Given request:
Say how many lines of the listing below contain "data", giving the number and nothing else.

Material supplied:
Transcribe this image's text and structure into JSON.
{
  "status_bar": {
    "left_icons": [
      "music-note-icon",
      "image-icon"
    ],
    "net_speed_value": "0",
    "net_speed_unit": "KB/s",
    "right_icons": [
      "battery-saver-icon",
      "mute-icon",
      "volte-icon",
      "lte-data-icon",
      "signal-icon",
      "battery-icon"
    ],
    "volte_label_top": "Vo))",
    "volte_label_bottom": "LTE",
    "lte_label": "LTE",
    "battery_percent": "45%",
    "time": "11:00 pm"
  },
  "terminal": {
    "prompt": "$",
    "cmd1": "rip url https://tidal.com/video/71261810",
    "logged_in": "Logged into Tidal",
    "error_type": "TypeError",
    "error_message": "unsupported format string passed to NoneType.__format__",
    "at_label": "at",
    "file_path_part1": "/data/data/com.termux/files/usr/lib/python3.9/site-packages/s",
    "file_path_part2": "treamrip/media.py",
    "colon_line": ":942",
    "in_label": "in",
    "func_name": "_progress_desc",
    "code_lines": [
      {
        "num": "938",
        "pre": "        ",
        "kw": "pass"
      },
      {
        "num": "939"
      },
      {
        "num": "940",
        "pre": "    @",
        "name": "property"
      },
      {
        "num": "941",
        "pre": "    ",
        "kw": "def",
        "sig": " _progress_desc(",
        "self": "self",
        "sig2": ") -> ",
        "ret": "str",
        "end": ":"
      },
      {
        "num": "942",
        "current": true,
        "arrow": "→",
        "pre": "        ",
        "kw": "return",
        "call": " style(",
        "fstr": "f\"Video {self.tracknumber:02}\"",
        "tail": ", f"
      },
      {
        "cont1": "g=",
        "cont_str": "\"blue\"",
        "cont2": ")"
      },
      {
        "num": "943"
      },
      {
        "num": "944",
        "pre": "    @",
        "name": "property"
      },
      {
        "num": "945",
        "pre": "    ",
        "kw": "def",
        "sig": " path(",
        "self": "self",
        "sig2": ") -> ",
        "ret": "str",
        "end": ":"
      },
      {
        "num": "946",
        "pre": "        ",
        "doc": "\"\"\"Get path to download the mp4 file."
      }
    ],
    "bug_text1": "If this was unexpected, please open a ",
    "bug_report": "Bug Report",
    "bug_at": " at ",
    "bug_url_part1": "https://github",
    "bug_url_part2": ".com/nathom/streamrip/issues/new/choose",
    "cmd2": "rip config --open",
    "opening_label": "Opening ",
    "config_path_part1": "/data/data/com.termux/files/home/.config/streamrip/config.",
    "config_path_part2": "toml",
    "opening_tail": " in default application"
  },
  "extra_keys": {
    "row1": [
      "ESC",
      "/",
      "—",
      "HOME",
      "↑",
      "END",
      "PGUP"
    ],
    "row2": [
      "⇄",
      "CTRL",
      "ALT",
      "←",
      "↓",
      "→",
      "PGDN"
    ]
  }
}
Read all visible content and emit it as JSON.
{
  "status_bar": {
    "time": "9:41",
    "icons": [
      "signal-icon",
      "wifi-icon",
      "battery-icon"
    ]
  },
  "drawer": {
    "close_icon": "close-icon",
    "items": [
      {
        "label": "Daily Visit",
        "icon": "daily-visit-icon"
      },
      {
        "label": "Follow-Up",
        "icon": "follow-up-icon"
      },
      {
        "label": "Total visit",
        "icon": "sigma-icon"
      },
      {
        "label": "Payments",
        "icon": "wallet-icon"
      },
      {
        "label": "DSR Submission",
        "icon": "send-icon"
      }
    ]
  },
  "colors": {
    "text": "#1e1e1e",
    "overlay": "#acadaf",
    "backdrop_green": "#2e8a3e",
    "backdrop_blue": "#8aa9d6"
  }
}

Exercise solution:
3